Exercise details>
Copy every line of the records below without any changes, but leave out the pictures.

▽

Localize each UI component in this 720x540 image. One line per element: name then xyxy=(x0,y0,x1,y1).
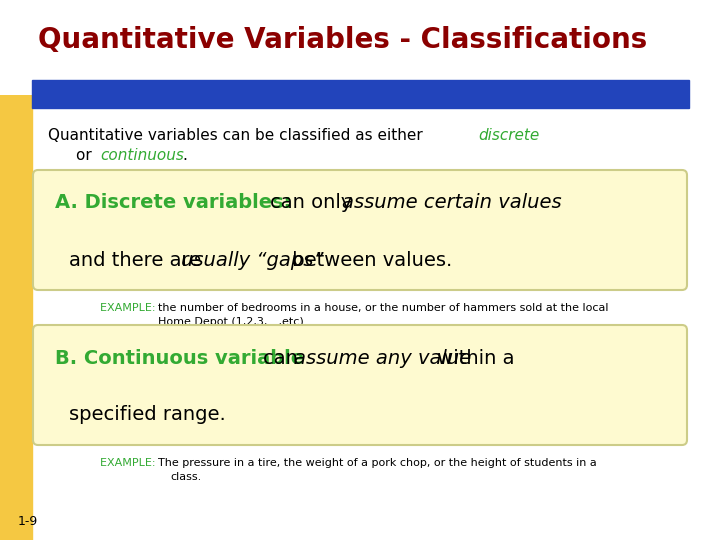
Bar xyxy=(32,80,689,108)
Text: .: . xyxy=(182,147,187,163)
Text: discrete: discrete xyxy=(478,127,539,143)
Text: assume any value: assume any value xyxy=(294,348,472,368)
Text: 1-9: 1-9 xyxy=(18,515,38,528)
FancyBboxPatch shape xyxy=(0,0,265,95)
Text: can only: can only xyxy=(270,193,359,213)
Text: between values.: between values. xyxy=(286,251,452,269)
Text: assume certain values: assume certain values xyxy=(342,193,562,213)
Text: the number of bedrooms in a house, or the number of hammers sold at the local: the number of bedrooms in a house, or th… xyxy=(158,303,608,313)
Text: specified range.: specified range. xyxy=(69,406,226,424)
Text: Home Depot (1,2,3,…,etc).: Home Depot (1,2,3,…,etc). xyxy=(158,317,307,327)
FancyBboxPatch shape xyxy=(33,170,687,290)
Text: class.: class. xyxy=(170,472,202,482)
Text: The pressure in a tire, the weight of a pork chop, or the height of students in : The pressure in a tire, the weight of a … xyxy=(158,458,597,468)
Text: and there are: and there are xyxy=(69,251,207,269)
Text: or: or xyxy=(76,147,96,163)
Text: continuous: continuous xyxy=(100,147,184,163)
Text: B. Continuous variable: B. Continuous variable xyxy=(55,348,311,368)
Text: Quantitative variables can be classified as either: Quantitative variables can be classified… xyxy=(48,127,428,143)
Text: A. Discrete variables:: A. Discrete variables: xyxy=(55,193,298,213)
Bar xyxy=(0,0,32,540)
Text: EXAMPLE:: EXAMPLE: xyxy=(100,303,159,313)
Text: usually “gaps”: usually “gaps” xyxy=(181,251,323,269)
Text: can: can xyxy=(263,348,304,368)
Text: within a: within a xyxy=(431,348,515,368)
Text: Quantitative Variables - Classifications: Quantitative Variables - Classifications xyxy=(38,26,647,54)
Text: EXAMPLE:: EXAMPLE: xyxy=(100,458,159,468)
FancyBboxPatch shape xyxy=(33,325,687,445)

△

Exercise result>
Localize each UI component in this 720x540 image. One line per element: name then xyxy=(x0,y0,x1,y1).
Bar xyxy=(32,80,689,108)
Text: .: . xyxy=(182,147,187,163)
Text: discrete: discrete xyxy=(478,127,539,143)
Text: assume any value: assume any value xyxy=(294,348,472,368)
Text: 1-9: 1-9 xyxy=(18,515,38,528)
FancyBboxPatch shape xyxy=(0,0,265,95)
Text: can only: can only xyxy=(270,193,359,213)
Text: between values.: between values. xyxy=(286,251,452,269)
Text: assume certain values: assume certain values xyxy=(342,193,562,213)
Text: the number of bedrooms in a house, or the number of hammers sold at the local: the number of bedrooms in a house, or th… xyxy=(158,303,608,313)
Text: specified range.: specified range. xyxy=(69,406,226,424)
Text: Home Depot (1,2,3,…,etc).: Home Depot (1,2,3,…,etc). xyxy=(158,317,307,327)
FancyBboxPatch shape xyxy=(33,170,687,290)
Text: class.: class. xyxy=(170,472,202,482)
Text: The pressure in a tire, the weight of a pork chop, or the height of students in : The pressure in a tire, the weight of a … xyxy=(158,458,597,468)
Text: and there are: and there are xyxy=(69,251,207,269)
Text: or: or xyxy=(76,147,96,163)
Text: continuous: continuous xyxy=(100,147,184,163)
Text: B. Continuous variable: B. Continuous variable xyxy=(55,348,311,368)
Text: Quantitative variables can be classified as either: Quantitative variables can be classified… xyxy=(48,127,428,143)
Text: A. Discrete variables:: A. Discrete variables: xyxy=(55,193,298,213)
Bar xyxy=(0,0,32,540)
Text: EXAMPLE:: EXAMPLE: xyxy=(100,303,159,313)
Text: usually “gaps”: usually “gaps” xyxy=(181,251,323,269)
Text: can: can xyxy=(263,348,304,368)
Text: within a: within a xyxy=(431,348,515,368)
Text: Quantitative Variables - Classifications: Quantitative Variables - Classifications xyxy=(38,26,647,54)
Text: EXAMPLE:: EXAMPLE: xyxy=(100,458,159,468)
FancyBboxPatch shape xyxy=(33,325,687,445)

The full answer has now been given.